Below is a block of records; repeat each one exactly.

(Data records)
::::::

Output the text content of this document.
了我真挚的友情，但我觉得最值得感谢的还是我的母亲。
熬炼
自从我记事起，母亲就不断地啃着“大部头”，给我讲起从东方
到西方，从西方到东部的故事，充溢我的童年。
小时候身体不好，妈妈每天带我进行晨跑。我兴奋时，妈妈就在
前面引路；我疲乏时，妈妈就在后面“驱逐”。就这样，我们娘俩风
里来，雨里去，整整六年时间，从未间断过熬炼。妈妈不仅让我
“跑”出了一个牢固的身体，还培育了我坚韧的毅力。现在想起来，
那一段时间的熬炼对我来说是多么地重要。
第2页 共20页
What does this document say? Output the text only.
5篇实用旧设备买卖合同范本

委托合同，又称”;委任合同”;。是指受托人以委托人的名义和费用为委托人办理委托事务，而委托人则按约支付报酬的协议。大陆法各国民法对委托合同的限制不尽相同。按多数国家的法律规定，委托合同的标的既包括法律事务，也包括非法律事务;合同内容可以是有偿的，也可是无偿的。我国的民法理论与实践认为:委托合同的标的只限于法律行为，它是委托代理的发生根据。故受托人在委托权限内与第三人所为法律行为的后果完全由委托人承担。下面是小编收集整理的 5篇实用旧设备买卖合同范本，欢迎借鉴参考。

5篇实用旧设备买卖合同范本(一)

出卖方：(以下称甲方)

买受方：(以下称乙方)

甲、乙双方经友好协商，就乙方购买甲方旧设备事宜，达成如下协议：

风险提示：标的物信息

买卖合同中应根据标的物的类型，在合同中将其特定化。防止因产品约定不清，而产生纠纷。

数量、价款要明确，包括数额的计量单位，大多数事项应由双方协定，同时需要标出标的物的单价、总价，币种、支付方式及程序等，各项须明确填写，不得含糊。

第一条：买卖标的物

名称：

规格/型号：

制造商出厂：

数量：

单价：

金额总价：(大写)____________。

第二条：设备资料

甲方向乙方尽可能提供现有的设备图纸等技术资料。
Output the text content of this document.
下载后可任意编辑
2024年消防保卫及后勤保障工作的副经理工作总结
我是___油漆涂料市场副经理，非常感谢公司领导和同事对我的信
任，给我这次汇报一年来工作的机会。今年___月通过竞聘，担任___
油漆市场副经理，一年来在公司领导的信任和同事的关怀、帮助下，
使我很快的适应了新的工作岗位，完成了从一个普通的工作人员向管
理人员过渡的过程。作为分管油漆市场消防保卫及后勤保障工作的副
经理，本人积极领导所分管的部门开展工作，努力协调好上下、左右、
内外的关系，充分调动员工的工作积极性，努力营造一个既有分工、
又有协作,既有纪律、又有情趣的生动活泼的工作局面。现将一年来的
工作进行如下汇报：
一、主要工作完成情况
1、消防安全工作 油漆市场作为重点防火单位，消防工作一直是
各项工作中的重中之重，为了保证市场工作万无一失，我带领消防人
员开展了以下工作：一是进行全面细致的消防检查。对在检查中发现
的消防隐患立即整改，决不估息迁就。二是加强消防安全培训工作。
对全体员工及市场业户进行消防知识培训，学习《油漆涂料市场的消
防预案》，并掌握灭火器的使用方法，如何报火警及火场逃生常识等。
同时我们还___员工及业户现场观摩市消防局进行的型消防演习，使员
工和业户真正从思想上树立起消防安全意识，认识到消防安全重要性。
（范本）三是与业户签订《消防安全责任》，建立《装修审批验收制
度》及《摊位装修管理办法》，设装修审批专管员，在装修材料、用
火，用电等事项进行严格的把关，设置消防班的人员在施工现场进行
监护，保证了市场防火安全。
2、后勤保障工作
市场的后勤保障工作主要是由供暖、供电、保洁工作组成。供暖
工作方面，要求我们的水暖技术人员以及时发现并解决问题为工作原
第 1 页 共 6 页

::::::

> _TASK OUTPUT_
Output the text content of this document.
了我真挚的友情，但我觉得最值得感谢的还是我的母亲。
熬炼
自从我记事起，母亲就不断地啃着“大部头”，给我讲起从东方
到西方，从西方到东部的故事，充溢我的童年。
小时候身体不好，妈妈每天带我进行晨跑。我兴奋时，妈妈就在
前面引路；我疲乏时，妈妈就在后面“驱逐”。就这样，我们娘俩风
里来，雨里去，整整六年时间，从未间断过熬炼。妈妈不仅让我
“跑”出了一个牢固的身体，还培育了我坚韧的毅力。现在想起来，
那一段时间的熬炼对我来说是多么地重要。
第2页 共20页
What does this document say? Output the text only.
5篇实用旧设备买卖合同范本

委托合同，又称”;委任合同”;。是指受托人以委托人的名义和费用为委托人办理委托事务，而委托人则按约支付报酬的协议。大陆法各国民法对委托合同的限制不尽相同。按多数国家的法律规定，委托合同的标的既包括法律事务，也包括非法律事务;合同内容可以是有偿的，也可是无偿的。我国的民法理论与实践认为:委托合同的标的只限于法律行为，它是委托代理的发生根据。故受托人在委托权限内与第三人所为法律行为的后果完全由委托人承担。下面是小编收集整理的 5篇实用旧设备买卖合同范本，欢迎借鉴参考。

5篇实用旧设备买卖合同范本(一)

出卖方：(以下称甲方)

买受方：(以下称乙方)

甲、乙双方经友好协商，就乙方购买甲方旧设备事宜，达成如下协议：

风险提示：标的物信息

买卖合同中应根据标的物的类型，在合同中将其特定化。防止因产品约定不清，而产生纠纷。

数量、价款要明确，包括数额的计量单位，大多数事项应由双方协定，同时需要标出标的物的单价、总价，币种、支付方式及程序等，各项须明确填写，不得含糊。

第一条：买卖标的物

名称：

规格/型号：

制造商出厂：

数量：

单价：

金额总价：(大写)____________。

第二条：设备资料

甲方向乙方尽可能提供现有的设备图纸等技术资料。
Output the text content of this document.
下载后可任意编辑
2024年消防保卫及后勤保障工作的副经理工作总结
我是___油漆涂料市场副经理，非常感谢公司领导和同事对我的信
任，给我这次汇报一年来工作的机会。今年___月通过竞聘，担任___
油漆市场副经理，一年来在公司领导的信任和同事的关怀、帮助下，
使我很快的适应了新的工作岗位，完成了从一个普通的工作人员向管
理人员过渡的过程。作为分管油漆市场消防保卫及后勤保障工作的副
经理，本人积极领导所分管的部门开展工作，努力协调好上下、左右、
内外的关系，充分调动员工的工作积极性，努力营造一个既有分工、
又有协作,既有纪律、又有情趣的生动活泼的工作局面。现将一年来的
工作进行如下汇报：
一、主要工作完成情况
1、消防安全工作 油漆市场作为重点防火单位，消防工作一直是
各项工作中的重中之重，为了保证市场工作万无一失，我带领消防人
员开展了以下工作：一是进行全面细致的消防检查。对在检查中发现
的消防隐患立即整改，决不估息迁就。二是加强消防安全培训工作。
对全体员工及市场业户进行消防知识培训，学习《油漆涂料市场的消
防预案》，并掌握灭火器的使用方法，如何报火警及火场逃生常识等。
同时我们还___员工及业户现场观摩市消防局进行的型消防演习，使员
工和业户真正从思想上树立起消防安全意识，认识到消防安全重要性。
（范本）三是与业户签订《消防安全责任》，建立《装修审批验收制
度》及《摊位装修管理办法》，设装修审批专管员，在装修材料、用
火，用电等事项进行严格的把关，设置消防班的人员在施工现场进行
监护，保证了市场防火安全。
2、后勤保障工作
市场的后勤保障工作主要是由供暖、供电、保洁工作组成。供暖
工作方面，要求我们的水暖技术人员以及时发现并解决问题为工作原
第 1 页 共 6 页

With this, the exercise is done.